→ THE PROBLEM
Will you output the entries below exactly, skipping every image they contain?

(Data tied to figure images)
::::

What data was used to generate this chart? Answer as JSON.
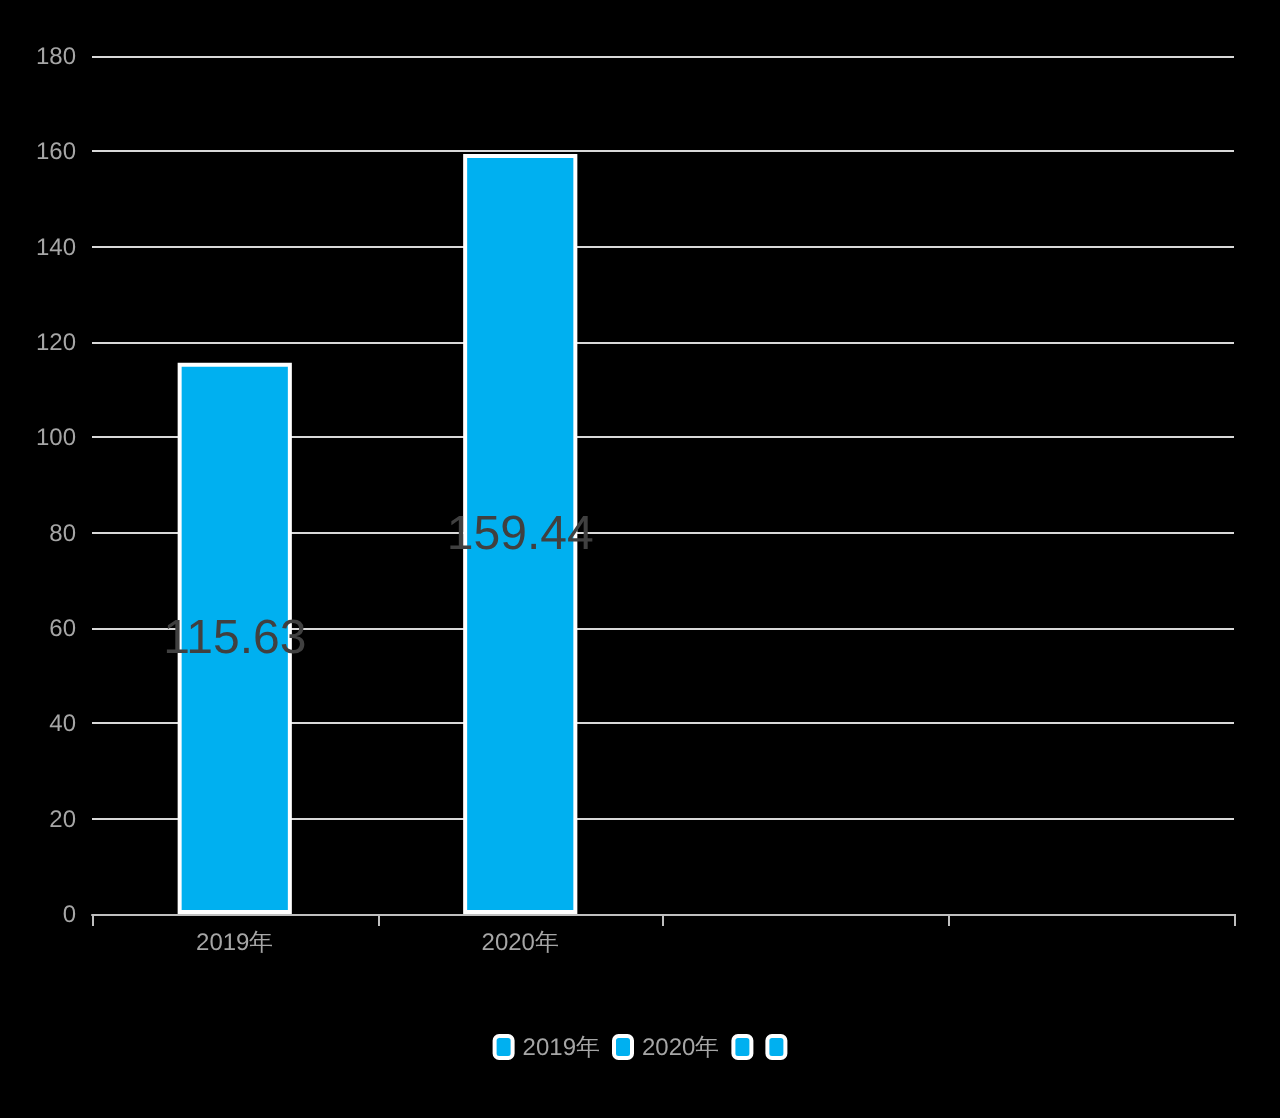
{
  "chart_data": {
    "type": "bar",
    "categories": [
      "2019年",
      "2020年",
      null,
      null
    ],
    "stacked": true,
    "series": [
      {
        "name": "2019年",
        "color": "#00b0f0",
        "values": [
          115.63,
          null,
          null,
          null
        ]
      },
      {
        "name": "2020年",
        "color": "#00b0f0",
        "values": [
          null,
          159.44,
          null,
          null
        ]
      },
      {
        "color": "#00b0f0",
        "values": [
          null,
          null,
          null,
          null
        ]
      },
      {
        "color": "#00b0f0",
        "values": [
          null,
          null,
          null,
          null
        ]
      }
    ],
    "ylim": [
      0,
      180
    ],
    "yticks": [
      0,
      20,
      40,
      60,
      80,
      100,
      120,
      140,
      160,
      180
    ],
    "grid": "y",
    "data_labels": true,
    "legend": "bottom"
  }
}
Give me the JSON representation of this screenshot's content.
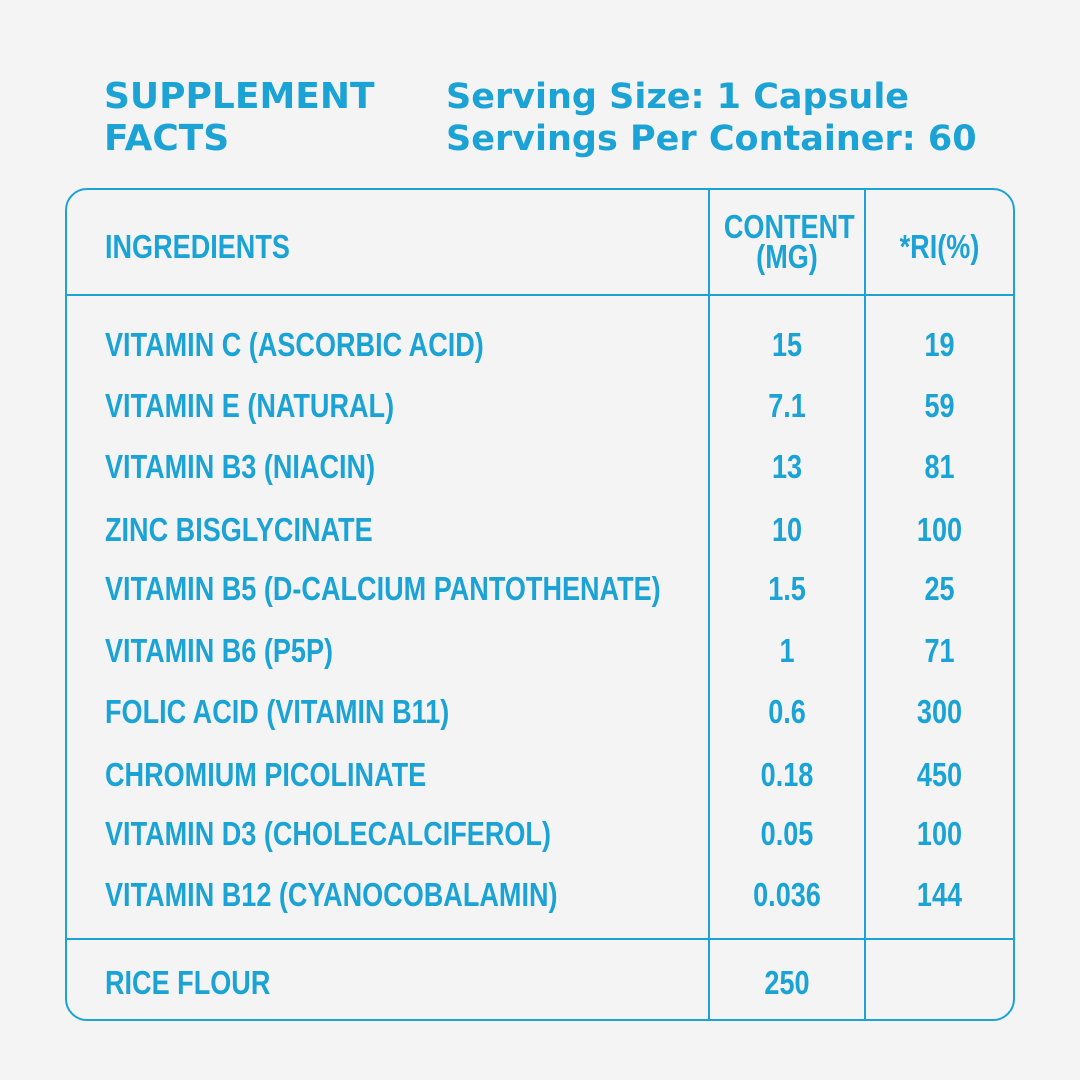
{
  "header": {
    "title_line1": "SUPPLEMENT",
    "title_line2": "FACTS",
    "serving_size": "Serving Size: 1 Capsule",
    "servings_per_container": "Servings Per Container: 60"
  },
  "table": {
    "columns": {
      "ingredients": "INGREDIENTS",
      "content_line1": "CONTENT",
      "content_line2": "(MG)",
      "ri": "*RI(%)"
    },
    "rows": [
      {
        "name": "VITAMIN C (ASCORBIC ACID)",
        "content": "15",
        "ri": "19"
      },
      {
        "name": "VITAMIN E (NATURAL)",
        "content": "7.1",
        "ri": "59"
      },
      {
        "name": "VITAMIN B3 (NIACIN)",
        "content": "13",
        "ri": "81"
      },
      {
        "name": "ZINC BISGLYCINATE",
        "content": "10",
        "ri": "100"
      },
      {
        "name": "VITAMIN B5 (D-CALCIUM PANTOTHENATE)",
        "content": "1.5",
        "ri": "25"
      },
      {
        "name": "VITAMIN B6 (P5P)",
        "content": "1",
        "ri": "71"
      },
      {
        "name": "FOLIC ACID (VITAMIN B11)",
        "content": "0.6",
        "ri": "300"
      },
      {
        "name": "CHROMIUM PICOLINATE",
        "content": "0.18",
        "ri": "450"
      },
      {
        "name": "VITAMIN D3 (CHOLECALCIFEROL)",
        "content": "0.05",
        "ri": "100"
      },
      {
        "name": "VITAMIN B12 (CYANOCOBALAMIN)",
        "content": "0.036",
        "ri": "144"
      }
    ],
    "footer": {
      "name": "RICE FLOUR",
      "content": "250",
      "ri": ""
    }
  },
  "colors": {
    "accent": "#1ba3d6",
    "background": "#f4f4f4"
  }
}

::::

→ OUTPUT FOR THIS EXERCISE
What data was used to generate this chart? Answer as JSON.
{
  "chart_data": {
    "type": "bar",
    "categories": [
      "2019年",
      "2020年",
      null,
      null
    ],
    "stacked": true,
    "series": [
      {
        "name": "2019年",
        "color": "#00b0f0",
        "values": [
          115.63,
          null,
          null,
          null
        ]
      },
      {
        "name": "2020年",
        "color": "#00b0f0",
        "values": [
          null,
          159.44,
          null,
          null
        ]
      },
      {
        "color": "#00b0f0",
        "values": [
          null,
          null,
          null,
          null
        ]
      },
      {
        "color": "#00b0f0",
        "values": [
          null,
          null,
          null,
          null
        ]
      }
    ],
    "ylim": [
      0,
      180
    ],
    "yticks": [
      0,
      20,
      40,
      60,
      80,
      100,
      120,
      140,
      160,
      180
    ],
    "grid": "y",
    "data_labels": true,
    "legend": "bottom"
  }
}
Give me the JSON representation of this screenshot's content.
{
  "header": {
    "title_line1": "SUPPLEMENT",
    "title_line2": "FACTS",
    "serving_size": "Serving Size: 1 Capsule",
    "servings_per_container": "Servings Per Container: 60"
  },
  "table": {
    "columns": {
      "ingredients": "INGREDIENTS",
      "content_line1": "CONTENT",
      "content_line2": "(MG)",
      "ri": "*RI(%)"
    },
    "rows": [
      {
        "name": "VITAMIN C (ASCORBIC ACID)",
        "content": "15",
        "ri": "19"
      },
      {
        "name": "VITAMIN E (NATURAL)",
        "content": "7.1",
        "ri": "59"
      },
      {
        "name": "VITAMIN B3 (NIACIN)",
        "content": "13",
        "ri": "81"
      },
      {
        "name": "ZINC BISGLYCINATE",
        "content": "10",
        "ri": "100"
      },
      {
        "name": "VITAMIN B5 (D-CALCIUM PANTOTHENATE)",
        "content": "1.5",
        "ri": "25"
      },
      {
        "name": "VITAMIN B6 (P5P)",
        "content": "1",
        "ri": "71"
      },
      {
        "name": "FOLIC ACID (VITAMIN B11)",
        "content": "0.6",
        "ri": "300"
      },
      {
        "name": "CHROMIUM PICOLINATE",
        "content": "0.18",
        "ri": "450"
      },
      {
        "name": "VITAMIN D3 (CHOLECALCIFEROL)",
        "content": "0.05",
        "ri": "100"
      },
      {
        "name": "VITAMIN B12 (CYANOCOBALAMIN)",
        "content": "0.036",
        "ri": "144"
      }
    ],
    "footer": {
      "name": "RICE FLOUR",
      "content": "250",
      "ri": ""
    }
  },
  "colors": {
    "accent": "#1ba3d6",
    "background": "#f4f4f4"
  }
}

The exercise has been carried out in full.